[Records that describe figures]

※ ※ ※

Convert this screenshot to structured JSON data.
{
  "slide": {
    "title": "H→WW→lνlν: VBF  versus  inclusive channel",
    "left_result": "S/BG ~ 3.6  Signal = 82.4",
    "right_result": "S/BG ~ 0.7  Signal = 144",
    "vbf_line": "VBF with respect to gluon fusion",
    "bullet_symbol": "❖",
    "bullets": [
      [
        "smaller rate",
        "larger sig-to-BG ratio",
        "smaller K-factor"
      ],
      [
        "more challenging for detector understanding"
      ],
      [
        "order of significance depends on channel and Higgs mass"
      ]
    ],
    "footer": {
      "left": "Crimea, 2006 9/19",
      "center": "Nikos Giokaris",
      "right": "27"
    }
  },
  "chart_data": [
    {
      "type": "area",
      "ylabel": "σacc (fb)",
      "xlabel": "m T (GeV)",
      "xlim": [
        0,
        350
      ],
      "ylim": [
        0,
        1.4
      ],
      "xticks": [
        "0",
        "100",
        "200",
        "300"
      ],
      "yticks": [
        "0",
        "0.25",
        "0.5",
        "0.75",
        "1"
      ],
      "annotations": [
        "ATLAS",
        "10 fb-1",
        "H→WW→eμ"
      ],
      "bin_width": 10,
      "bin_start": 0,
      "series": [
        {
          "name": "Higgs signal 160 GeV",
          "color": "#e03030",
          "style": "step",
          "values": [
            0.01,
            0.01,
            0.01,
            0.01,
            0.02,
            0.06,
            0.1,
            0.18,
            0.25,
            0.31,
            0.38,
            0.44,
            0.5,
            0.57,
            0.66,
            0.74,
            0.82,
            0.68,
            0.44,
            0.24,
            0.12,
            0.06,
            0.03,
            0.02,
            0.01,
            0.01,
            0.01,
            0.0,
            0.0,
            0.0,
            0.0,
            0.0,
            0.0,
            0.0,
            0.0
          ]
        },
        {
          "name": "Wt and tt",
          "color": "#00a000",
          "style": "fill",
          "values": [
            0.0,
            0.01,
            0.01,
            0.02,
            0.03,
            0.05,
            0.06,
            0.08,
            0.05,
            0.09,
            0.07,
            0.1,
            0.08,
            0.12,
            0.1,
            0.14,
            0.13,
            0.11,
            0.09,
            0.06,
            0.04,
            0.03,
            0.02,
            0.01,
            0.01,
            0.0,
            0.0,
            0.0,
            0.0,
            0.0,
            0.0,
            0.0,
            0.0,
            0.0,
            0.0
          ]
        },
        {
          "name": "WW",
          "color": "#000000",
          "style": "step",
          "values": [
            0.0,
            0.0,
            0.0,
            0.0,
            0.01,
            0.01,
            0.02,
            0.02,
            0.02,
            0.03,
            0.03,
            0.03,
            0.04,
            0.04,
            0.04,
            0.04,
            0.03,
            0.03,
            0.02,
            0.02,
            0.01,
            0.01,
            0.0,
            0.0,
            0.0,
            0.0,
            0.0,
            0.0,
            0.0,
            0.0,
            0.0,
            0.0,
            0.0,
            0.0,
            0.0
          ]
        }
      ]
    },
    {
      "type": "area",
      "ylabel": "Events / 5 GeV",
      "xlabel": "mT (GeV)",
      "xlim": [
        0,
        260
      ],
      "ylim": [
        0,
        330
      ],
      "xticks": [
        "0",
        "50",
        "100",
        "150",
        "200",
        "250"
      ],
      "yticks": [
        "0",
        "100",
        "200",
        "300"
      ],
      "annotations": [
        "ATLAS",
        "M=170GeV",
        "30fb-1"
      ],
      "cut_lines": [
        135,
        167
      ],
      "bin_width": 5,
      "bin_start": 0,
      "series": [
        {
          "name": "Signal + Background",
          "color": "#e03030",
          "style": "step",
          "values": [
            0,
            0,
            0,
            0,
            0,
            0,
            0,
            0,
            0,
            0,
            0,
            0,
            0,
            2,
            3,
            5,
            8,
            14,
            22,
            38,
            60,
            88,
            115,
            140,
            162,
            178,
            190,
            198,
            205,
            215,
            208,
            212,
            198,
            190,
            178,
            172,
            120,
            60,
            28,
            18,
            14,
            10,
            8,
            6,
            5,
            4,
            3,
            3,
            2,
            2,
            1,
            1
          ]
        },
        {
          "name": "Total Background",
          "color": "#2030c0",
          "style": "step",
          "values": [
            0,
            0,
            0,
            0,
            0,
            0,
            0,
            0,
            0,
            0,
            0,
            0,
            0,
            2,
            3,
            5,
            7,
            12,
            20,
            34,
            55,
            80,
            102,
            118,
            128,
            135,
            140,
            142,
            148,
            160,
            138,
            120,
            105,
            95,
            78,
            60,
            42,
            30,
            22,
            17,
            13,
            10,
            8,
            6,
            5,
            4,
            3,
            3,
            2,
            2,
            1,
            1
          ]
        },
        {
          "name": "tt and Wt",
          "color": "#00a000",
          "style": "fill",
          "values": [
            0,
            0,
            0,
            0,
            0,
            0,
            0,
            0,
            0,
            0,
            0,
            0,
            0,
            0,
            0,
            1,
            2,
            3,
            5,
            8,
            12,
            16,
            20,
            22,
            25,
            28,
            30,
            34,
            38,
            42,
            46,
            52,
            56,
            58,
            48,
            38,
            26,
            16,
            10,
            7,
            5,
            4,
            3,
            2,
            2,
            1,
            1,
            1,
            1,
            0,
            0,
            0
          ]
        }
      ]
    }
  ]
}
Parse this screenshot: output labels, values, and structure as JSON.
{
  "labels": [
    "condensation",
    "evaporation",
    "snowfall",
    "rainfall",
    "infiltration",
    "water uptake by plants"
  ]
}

※ ※ ※

WHAT TO PRODUCE - Locate the line with "Parse this screenshot: output" in the entries above; extract it and every line after it, verbatim.

RESPONSE -
Parse this screenshot: output labels, values, and structure as JSON.
{
  "labels": [
    "condensation",
    "evaporation",
    "snowfall",
    "rainfall",
    "infiltration",
    "water uptake by plants"
  ]
}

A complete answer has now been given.